* _Aim_
Collect every line in the records below that contains the word "Large".

* begin Data excerpts *

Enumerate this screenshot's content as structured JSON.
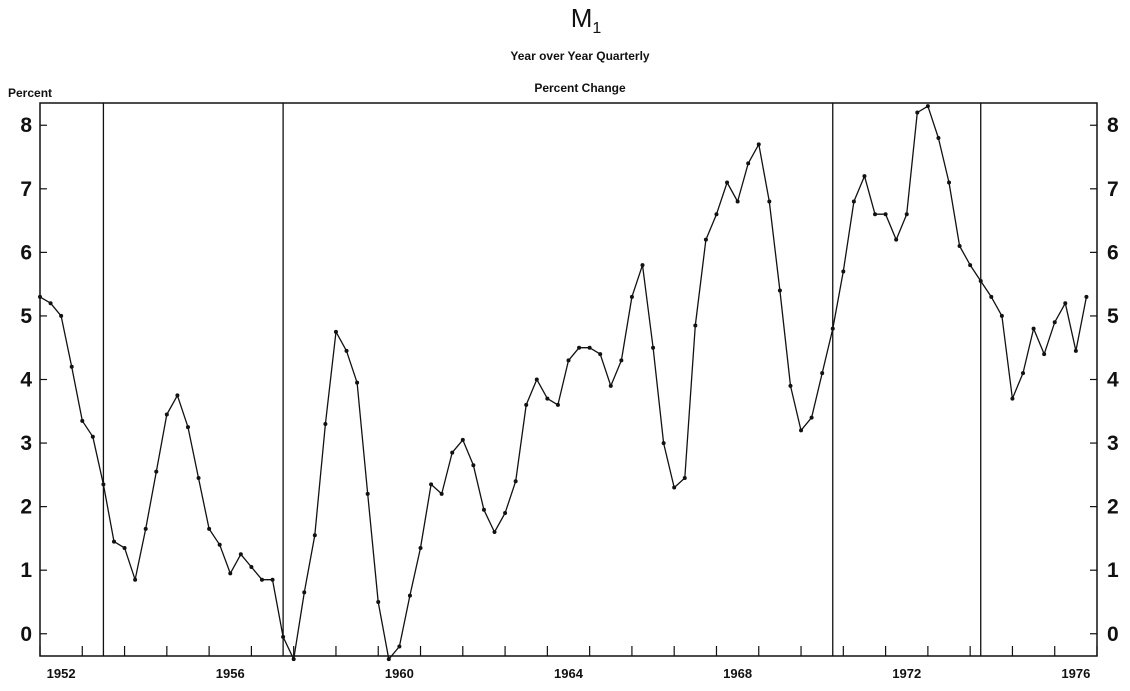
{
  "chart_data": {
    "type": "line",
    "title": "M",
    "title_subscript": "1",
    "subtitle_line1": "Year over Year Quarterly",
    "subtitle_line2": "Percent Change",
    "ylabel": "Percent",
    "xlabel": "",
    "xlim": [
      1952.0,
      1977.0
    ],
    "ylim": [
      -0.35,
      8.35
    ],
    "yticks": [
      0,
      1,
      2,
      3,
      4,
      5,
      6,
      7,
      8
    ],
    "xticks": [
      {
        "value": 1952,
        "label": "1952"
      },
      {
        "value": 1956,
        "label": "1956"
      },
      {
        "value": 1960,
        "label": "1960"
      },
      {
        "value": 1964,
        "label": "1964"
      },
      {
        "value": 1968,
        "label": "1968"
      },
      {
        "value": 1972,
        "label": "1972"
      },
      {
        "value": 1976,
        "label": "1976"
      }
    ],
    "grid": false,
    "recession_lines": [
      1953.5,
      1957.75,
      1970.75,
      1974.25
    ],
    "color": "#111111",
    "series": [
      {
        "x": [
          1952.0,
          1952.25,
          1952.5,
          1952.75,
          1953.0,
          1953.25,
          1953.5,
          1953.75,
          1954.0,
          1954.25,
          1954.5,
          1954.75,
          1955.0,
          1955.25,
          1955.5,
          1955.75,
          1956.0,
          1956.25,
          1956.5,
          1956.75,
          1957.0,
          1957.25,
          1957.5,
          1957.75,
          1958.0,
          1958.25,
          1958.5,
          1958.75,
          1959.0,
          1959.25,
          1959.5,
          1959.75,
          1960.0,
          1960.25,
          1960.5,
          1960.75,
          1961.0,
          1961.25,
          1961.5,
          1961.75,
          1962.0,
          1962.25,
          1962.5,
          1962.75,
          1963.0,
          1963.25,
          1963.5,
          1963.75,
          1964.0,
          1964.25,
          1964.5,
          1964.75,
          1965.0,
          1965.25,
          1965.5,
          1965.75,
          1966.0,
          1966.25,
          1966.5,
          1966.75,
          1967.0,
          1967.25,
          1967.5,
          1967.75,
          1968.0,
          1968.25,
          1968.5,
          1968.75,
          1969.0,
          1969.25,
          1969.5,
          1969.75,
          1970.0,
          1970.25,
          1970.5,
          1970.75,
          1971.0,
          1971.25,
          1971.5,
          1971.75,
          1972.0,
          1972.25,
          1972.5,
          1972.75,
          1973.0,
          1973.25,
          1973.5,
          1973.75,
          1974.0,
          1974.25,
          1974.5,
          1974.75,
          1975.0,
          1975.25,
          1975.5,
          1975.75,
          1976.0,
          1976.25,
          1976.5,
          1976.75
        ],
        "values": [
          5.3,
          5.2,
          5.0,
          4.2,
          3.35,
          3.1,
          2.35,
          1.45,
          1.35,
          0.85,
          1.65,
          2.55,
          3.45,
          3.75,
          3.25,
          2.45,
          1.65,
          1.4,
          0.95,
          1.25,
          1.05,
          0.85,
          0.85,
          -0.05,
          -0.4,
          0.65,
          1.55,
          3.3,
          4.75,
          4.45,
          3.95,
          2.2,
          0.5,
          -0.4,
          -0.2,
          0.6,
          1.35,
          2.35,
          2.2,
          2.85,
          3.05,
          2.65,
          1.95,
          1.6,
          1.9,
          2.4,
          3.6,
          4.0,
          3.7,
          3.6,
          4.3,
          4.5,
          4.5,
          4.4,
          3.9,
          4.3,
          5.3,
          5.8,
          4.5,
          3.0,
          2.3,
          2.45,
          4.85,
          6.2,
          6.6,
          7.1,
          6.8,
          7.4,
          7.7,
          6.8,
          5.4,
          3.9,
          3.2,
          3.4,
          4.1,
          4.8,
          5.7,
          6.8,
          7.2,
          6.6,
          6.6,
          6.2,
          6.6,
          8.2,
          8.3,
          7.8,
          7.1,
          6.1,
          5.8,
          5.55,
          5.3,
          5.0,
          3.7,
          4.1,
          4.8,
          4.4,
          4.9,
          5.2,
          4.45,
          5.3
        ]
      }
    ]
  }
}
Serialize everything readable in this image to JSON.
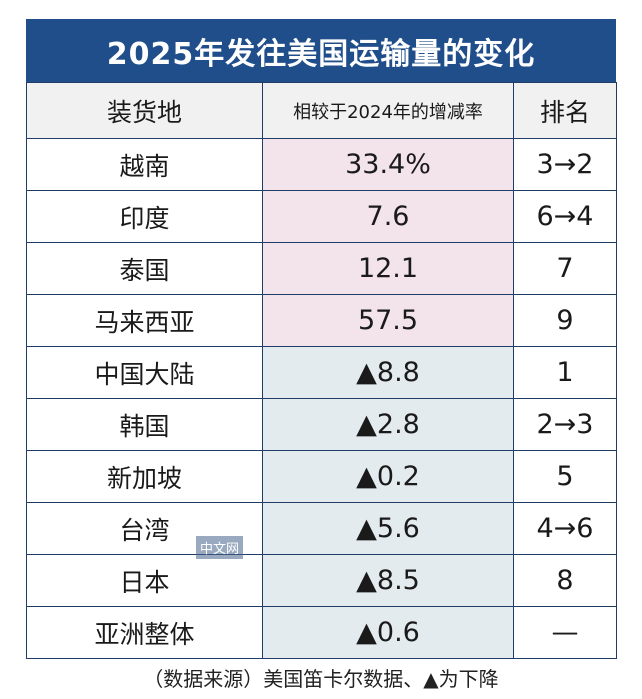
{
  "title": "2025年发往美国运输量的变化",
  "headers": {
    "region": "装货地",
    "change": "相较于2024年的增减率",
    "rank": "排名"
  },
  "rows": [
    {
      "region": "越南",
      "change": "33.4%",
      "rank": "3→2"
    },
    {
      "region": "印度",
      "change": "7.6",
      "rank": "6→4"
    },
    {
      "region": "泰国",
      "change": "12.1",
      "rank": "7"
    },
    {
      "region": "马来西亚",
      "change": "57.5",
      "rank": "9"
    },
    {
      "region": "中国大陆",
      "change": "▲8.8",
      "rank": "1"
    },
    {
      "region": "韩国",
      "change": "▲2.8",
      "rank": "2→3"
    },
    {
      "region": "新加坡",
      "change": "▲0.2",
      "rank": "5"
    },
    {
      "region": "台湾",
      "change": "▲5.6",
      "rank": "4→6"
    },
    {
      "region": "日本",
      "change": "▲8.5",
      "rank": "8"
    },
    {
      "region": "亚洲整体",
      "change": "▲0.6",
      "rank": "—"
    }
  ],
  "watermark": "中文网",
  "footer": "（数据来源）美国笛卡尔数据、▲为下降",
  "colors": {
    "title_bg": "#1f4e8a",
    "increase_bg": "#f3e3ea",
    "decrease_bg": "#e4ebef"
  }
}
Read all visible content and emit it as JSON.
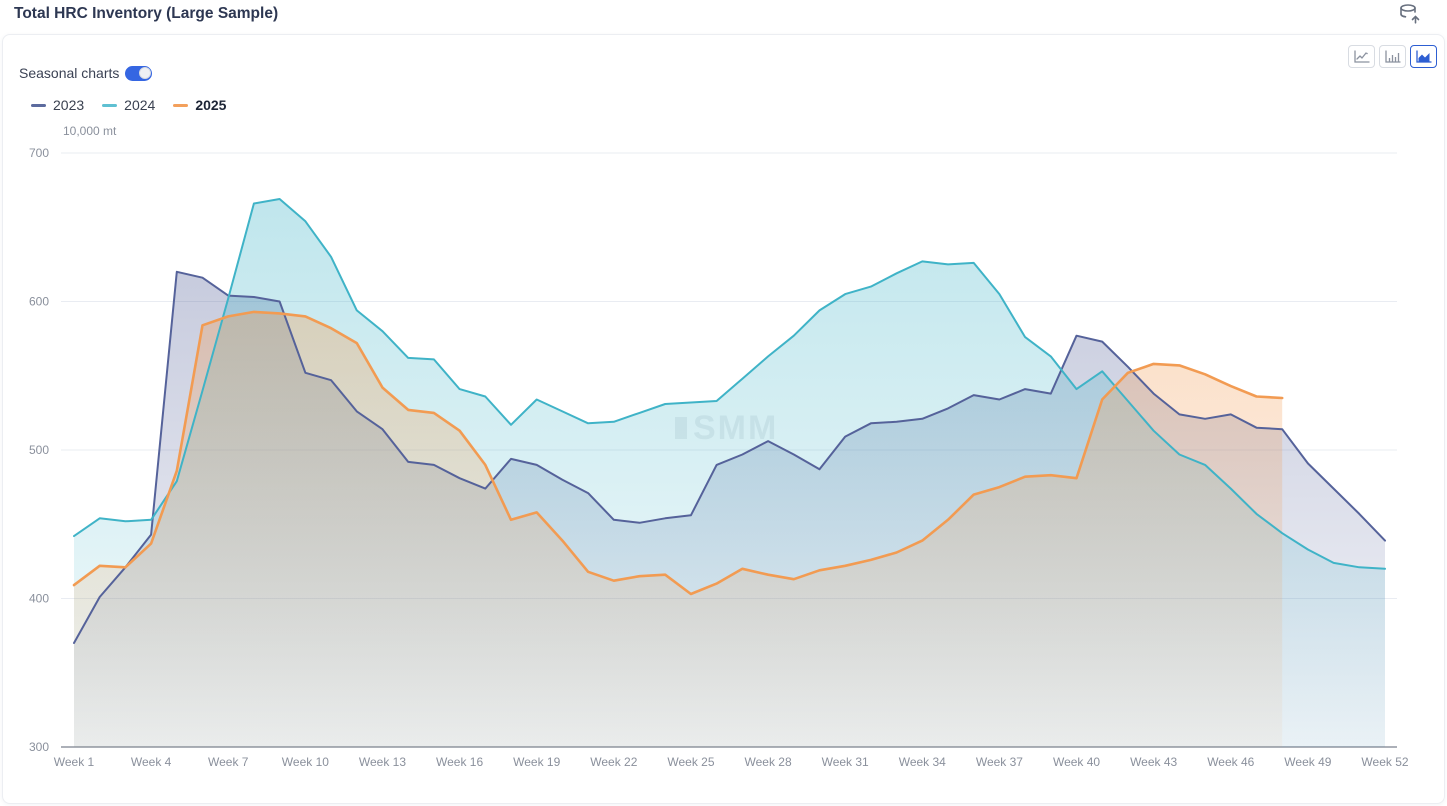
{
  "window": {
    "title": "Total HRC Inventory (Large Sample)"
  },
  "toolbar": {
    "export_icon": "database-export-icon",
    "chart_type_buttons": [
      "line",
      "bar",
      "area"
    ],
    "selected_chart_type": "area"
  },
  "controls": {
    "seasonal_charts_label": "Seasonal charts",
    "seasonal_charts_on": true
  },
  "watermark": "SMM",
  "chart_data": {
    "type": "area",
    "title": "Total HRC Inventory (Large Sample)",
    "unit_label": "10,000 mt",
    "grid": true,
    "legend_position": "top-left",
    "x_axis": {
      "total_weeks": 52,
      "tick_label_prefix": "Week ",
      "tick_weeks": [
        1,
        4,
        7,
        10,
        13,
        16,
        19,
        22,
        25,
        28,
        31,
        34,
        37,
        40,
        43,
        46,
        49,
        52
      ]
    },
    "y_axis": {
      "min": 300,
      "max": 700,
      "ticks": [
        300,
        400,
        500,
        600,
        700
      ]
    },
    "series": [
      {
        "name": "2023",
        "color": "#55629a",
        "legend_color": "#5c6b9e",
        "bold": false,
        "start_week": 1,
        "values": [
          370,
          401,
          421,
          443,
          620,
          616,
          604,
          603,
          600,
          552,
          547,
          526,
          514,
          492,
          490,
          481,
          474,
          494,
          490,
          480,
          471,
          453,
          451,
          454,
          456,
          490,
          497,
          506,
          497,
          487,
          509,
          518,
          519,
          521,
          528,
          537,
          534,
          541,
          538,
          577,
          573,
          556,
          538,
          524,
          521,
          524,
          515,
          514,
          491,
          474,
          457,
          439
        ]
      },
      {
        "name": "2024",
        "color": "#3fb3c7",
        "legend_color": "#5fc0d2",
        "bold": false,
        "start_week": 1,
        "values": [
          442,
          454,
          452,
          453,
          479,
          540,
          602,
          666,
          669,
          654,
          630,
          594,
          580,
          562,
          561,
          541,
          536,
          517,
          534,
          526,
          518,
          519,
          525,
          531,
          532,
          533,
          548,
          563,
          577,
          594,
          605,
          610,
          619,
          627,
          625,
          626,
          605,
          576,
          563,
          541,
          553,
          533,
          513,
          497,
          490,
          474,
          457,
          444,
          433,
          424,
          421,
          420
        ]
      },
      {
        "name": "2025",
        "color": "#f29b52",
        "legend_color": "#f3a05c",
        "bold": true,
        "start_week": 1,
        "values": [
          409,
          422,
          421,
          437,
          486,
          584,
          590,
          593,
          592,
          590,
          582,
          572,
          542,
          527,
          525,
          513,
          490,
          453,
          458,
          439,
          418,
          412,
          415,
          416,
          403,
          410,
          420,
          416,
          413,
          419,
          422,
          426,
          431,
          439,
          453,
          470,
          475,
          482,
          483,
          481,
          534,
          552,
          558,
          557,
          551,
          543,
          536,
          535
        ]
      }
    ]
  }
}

* end Data excerpts *

* _Completed task_
    "title": "Total HRC Inventory (Large Sample)"
    "title": "Total HRC Inventory (Large Sample)",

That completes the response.